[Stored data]
— Begin —
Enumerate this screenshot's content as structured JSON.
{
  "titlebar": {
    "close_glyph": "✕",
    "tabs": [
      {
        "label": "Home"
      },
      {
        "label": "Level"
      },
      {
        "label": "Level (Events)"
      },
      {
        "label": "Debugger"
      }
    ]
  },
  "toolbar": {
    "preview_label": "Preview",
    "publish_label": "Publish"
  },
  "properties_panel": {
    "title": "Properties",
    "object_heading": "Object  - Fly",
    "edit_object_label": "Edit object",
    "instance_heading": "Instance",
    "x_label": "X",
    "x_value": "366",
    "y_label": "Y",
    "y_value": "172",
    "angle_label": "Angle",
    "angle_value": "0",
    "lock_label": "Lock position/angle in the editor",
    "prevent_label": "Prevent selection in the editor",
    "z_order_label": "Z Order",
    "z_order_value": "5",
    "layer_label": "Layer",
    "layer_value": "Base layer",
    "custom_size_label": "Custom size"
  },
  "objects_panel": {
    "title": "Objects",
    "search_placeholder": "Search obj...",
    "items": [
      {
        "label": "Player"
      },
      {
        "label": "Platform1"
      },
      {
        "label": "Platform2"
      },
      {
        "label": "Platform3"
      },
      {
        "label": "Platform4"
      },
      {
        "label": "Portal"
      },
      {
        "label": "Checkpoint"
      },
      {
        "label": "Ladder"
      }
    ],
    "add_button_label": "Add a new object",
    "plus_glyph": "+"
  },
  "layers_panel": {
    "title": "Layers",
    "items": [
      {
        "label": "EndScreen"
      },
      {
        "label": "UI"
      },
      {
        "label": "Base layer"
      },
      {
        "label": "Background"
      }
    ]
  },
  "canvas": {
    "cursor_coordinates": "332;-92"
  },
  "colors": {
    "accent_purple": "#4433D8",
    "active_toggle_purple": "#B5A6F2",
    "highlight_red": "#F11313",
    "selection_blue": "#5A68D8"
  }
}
— End —
| Instruction |
Reproduce the records in full, exactly as written.

| Reply to the task |
Enumerate this screenshot's content as structured JSON.
{
  "titlebar": {
    "close_glyph": "✕",
    "tabs": [
      {
        "label": "Home"
      },
      {
        "label": "Level"
      },
      {
        "label": "Level (Events)"
      },
      {
        "label": "Debugger"
      }
    ]
  },
  "toolbar": {
    "preview_label": "Preview",
    "publish_label": "Publish"
  },
  "properties_panel": {
    "title": "Properties",
    "object_heading": "Object  - Fly",
    "edit_object_label": "Edit object",
    "instance_heading": "Instance",
    "x_label": "X",
    "x_value": "366",
    "y_label": "Y",
    "y_value": "172",
    "angle_label": "Angle",
    "angle_value": "0",
    "lock_label": "Lock position/angle in the editor",
    "prevent_label": "Prevent selection in the editor",
    "z_order_label": "Z Order",
    "z_order_value": "5",
    "layer_label": "Layer",
    "layer_value": "Base layer",
    "custom_size_label": "Custom size"
  },
  "objects_panel": {
    "title": "Objects",
    "search_placeholder": "Search obj...",
    "items": [
      {
        "label": "Player"
      },
      {
        "label": "Platform1"
      },
      {
        "label": "Platform2"
      },
      {
        "label": "Platform3"
      },
      {
        "label": "Platform4"
      },
      {
        "label": "Portal"
      },
      {
        "label": "Checkpoint"
      },
      {
        "label": "Ladder"
      }
    ],
    "add_button_label": "Add a new object",
    "plus_glyph": "+"
  },
  "layers_panel": {
    "title": "Layers",
    "items": [
      {
        "label": "EndScreen"
      },
      {
        "label": "UI"
      },
      {
        "label": "Base layer"
      },
      {
        "label": "Background"
      }
    ]
  },
  "canvas": {
    "cursor_coordinates": "332;-92"
  },
  "colors": {
    "accent_purple": "#4433D8",
    "active_toggle_purple": "#B5A6F2",
    "highlight_red": "#F11313",
    "selection_blue": "#5A68D8"
  }
}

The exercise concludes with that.